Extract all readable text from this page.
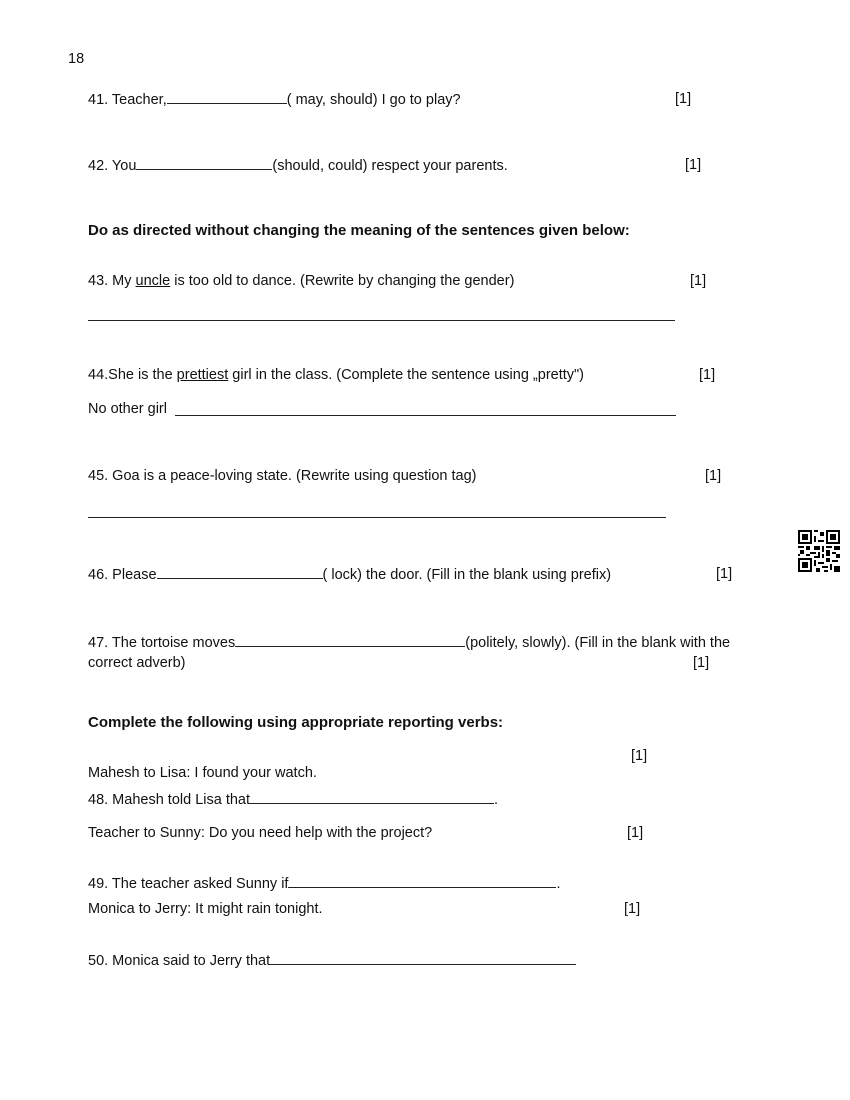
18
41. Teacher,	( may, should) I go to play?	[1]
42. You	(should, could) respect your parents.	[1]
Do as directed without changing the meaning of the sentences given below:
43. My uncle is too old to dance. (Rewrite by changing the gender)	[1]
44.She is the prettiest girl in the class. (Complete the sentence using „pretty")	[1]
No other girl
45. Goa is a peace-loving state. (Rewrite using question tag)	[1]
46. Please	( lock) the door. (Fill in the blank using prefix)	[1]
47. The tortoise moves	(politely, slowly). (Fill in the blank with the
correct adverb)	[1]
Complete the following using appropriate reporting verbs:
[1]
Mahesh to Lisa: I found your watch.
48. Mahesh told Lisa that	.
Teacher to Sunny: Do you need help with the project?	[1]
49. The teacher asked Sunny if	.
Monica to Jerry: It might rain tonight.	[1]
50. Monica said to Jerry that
###
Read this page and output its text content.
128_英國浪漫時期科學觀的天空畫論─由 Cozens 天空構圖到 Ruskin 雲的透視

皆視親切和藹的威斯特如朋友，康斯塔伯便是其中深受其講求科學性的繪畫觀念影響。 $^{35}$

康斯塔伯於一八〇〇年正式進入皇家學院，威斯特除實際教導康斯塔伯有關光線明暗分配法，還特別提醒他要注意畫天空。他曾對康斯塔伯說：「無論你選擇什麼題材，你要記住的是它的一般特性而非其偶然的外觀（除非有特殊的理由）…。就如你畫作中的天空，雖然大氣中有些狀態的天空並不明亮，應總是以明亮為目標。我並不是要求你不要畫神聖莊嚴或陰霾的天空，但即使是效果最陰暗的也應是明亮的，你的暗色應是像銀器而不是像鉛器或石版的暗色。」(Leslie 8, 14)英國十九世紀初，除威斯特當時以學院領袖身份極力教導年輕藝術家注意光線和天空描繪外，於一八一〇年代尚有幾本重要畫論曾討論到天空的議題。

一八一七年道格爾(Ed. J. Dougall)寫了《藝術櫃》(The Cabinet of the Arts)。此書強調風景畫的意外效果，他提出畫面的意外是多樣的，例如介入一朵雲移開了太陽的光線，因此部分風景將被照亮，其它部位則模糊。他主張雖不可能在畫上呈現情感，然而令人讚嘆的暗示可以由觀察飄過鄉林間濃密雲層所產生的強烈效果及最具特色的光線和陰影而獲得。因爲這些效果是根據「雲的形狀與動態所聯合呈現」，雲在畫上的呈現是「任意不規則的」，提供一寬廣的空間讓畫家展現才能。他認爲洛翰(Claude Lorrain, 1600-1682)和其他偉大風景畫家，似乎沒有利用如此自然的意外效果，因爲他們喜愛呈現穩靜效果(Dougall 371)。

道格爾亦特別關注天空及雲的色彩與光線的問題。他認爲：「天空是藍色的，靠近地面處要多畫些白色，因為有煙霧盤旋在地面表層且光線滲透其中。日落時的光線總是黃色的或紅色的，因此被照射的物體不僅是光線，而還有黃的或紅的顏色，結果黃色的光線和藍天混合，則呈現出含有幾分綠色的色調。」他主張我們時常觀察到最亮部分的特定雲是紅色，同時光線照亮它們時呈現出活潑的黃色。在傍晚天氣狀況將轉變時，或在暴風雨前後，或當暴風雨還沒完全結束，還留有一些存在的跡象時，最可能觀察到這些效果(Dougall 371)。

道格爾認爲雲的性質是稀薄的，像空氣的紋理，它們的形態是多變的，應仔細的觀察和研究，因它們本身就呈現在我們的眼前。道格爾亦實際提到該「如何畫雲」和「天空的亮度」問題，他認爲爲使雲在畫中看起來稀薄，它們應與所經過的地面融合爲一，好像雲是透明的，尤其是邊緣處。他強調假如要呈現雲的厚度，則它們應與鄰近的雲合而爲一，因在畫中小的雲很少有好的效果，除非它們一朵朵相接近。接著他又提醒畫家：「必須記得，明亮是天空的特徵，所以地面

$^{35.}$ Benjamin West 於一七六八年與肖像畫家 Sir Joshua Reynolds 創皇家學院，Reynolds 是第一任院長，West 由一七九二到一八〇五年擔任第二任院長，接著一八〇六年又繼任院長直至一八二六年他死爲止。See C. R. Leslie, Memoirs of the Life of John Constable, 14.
###
▶ EXERCISE REQUIREMENTS
In the records above, locate each line with the word "Complete". Copy all such lines.

▶ SOLVED PROBLEM
44.She is the prettiest girl in the class. (Complete the sentence using „pretty")	[1]
Complete the following using appropriate reporting verbs:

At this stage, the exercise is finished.